Aim ▸ List each line of the data that holds the string "Interface", please.

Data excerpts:
+++++
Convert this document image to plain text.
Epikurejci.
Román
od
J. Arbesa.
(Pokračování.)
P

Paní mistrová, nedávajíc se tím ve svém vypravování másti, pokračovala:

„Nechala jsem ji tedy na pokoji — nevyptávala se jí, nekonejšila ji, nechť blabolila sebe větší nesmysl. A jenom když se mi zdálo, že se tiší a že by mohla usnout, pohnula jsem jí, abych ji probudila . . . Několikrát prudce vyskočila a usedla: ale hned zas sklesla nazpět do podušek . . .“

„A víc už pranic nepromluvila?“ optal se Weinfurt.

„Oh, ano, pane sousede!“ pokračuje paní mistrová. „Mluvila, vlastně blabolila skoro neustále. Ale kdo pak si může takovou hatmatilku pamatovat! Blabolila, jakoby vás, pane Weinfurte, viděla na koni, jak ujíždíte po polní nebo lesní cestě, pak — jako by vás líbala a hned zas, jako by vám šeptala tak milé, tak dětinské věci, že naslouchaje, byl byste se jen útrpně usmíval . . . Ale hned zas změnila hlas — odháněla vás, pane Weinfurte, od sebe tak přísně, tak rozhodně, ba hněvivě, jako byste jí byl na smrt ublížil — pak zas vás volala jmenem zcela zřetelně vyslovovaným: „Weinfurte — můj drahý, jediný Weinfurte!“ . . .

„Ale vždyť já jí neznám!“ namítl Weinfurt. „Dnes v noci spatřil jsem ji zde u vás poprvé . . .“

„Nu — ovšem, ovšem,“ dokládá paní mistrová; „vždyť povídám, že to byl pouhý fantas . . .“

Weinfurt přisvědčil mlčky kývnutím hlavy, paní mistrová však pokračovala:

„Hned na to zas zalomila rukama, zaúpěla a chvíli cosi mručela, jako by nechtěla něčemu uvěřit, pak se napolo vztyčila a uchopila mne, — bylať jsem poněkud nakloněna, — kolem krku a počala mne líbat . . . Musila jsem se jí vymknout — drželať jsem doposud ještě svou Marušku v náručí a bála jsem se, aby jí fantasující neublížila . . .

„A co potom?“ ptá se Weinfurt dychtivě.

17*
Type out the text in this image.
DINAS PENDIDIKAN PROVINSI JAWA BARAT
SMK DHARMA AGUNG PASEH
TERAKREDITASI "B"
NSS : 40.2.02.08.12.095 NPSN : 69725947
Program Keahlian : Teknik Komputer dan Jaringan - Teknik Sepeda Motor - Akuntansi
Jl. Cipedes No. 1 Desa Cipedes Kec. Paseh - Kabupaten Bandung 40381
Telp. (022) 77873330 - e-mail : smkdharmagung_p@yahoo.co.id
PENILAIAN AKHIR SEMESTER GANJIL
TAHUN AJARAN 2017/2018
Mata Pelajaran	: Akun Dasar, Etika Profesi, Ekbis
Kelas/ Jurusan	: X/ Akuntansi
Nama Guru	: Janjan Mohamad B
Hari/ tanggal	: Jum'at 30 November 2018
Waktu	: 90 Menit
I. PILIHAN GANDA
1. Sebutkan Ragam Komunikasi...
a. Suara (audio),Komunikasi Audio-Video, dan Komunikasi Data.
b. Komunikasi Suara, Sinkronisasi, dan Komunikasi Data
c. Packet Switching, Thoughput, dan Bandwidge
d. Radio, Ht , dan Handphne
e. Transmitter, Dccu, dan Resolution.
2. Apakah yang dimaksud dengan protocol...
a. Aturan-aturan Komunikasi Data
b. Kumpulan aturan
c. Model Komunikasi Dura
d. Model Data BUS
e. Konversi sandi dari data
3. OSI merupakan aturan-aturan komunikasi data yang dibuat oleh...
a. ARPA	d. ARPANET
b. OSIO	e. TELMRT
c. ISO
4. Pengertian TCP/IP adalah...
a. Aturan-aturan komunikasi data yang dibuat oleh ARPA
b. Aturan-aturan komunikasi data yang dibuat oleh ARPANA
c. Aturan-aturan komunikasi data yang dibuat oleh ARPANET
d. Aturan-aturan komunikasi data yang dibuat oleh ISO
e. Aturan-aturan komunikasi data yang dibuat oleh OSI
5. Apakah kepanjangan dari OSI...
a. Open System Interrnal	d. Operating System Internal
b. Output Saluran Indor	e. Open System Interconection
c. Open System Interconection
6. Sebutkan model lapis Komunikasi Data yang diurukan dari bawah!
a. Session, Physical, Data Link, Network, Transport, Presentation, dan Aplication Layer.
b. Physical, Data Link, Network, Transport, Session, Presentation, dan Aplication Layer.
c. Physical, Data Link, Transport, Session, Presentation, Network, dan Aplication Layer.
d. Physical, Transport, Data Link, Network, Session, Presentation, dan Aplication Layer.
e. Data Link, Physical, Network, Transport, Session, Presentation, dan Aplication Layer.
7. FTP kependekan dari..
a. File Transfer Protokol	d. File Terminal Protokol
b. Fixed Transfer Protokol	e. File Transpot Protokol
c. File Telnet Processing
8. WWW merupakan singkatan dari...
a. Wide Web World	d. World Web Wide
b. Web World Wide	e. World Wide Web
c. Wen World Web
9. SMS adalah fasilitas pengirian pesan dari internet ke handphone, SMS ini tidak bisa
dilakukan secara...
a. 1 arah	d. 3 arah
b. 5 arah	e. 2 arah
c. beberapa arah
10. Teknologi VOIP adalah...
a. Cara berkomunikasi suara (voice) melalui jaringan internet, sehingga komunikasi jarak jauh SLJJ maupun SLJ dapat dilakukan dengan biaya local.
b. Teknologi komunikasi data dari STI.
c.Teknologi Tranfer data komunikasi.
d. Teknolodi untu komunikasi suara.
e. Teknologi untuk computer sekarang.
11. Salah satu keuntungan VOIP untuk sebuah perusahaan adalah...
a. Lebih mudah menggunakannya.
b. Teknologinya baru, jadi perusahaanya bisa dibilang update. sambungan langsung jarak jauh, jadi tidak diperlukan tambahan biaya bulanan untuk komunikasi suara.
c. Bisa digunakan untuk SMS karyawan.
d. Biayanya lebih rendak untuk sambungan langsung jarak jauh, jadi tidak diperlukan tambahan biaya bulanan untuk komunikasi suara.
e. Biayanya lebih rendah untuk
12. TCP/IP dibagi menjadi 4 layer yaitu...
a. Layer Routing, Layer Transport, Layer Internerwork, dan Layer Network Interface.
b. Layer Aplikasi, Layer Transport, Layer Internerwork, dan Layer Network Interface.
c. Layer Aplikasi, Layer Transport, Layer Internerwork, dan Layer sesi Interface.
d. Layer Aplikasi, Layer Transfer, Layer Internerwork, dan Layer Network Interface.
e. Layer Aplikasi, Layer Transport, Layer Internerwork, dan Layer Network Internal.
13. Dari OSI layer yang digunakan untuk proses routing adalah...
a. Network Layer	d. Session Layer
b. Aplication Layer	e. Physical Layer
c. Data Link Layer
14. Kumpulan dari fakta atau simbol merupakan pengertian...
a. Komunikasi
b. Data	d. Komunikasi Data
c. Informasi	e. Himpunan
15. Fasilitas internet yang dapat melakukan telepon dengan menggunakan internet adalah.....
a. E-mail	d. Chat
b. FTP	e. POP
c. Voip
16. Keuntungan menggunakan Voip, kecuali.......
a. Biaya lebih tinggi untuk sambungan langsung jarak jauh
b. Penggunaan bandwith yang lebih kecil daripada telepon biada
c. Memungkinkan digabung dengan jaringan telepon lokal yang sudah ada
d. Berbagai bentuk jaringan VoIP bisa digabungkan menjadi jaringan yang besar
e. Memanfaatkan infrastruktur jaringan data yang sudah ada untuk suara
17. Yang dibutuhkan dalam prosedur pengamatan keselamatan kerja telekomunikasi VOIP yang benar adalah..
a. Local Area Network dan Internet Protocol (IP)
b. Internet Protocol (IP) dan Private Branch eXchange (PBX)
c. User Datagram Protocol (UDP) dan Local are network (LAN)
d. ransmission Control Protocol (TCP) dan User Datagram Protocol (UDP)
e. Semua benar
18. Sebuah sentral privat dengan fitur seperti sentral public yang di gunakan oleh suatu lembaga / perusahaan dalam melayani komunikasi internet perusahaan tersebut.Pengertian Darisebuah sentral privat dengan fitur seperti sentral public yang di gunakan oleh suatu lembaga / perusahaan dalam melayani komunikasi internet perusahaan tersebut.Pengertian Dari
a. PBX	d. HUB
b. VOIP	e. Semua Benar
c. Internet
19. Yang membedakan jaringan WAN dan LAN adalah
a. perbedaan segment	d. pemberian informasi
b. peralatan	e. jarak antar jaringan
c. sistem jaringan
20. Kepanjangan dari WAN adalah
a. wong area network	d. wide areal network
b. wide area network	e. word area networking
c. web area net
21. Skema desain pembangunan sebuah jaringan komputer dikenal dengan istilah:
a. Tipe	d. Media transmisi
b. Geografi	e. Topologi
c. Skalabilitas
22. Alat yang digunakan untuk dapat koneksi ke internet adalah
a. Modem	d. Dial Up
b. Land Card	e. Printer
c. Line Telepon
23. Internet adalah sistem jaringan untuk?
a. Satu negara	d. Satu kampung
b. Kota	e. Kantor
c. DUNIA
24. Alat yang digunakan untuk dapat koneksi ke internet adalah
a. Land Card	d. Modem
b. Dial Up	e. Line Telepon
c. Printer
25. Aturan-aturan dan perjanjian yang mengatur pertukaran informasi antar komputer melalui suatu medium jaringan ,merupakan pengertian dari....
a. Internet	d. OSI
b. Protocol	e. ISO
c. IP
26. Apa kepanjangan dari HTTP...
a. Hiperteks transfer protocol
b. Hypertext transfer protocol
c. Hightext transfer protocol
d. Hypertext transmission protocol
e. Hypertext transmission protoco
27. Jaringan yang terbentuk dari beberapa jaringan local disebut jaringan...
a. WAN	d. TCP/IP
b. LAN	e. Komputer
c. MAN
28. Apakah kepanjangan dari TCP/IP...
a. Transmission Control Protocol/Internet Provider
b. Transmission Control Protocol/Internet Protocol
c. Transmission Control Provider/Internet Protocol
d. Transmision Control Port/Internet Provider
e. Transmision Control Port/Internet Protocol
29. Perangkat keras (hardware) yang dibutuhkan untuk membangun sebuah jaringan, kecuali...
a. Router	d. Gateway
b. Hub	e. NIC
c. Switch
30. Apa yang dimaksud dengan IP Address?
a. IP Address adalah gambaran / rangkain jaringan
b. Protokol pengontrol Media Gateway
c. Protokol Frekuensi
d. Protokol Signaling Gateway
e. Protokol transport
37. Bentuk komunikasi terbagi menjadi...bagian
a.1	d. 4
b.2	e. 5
+++++
Output of the task ▸
a. Layer Routing, Layer Transport, Layer Internerwork, dan Layer Network Interface.
b. Layer Aplikasi, Layer Transport, Layer Internerwork, dan Layer Network Interface.
c. Layer Aplikasi, Layer Transport, Layer Internerwork, dan Layer sesi Interface.
d. Layer Aplikasi, Layer Transfer, Layer Internerwork, dan Layer Network Interface.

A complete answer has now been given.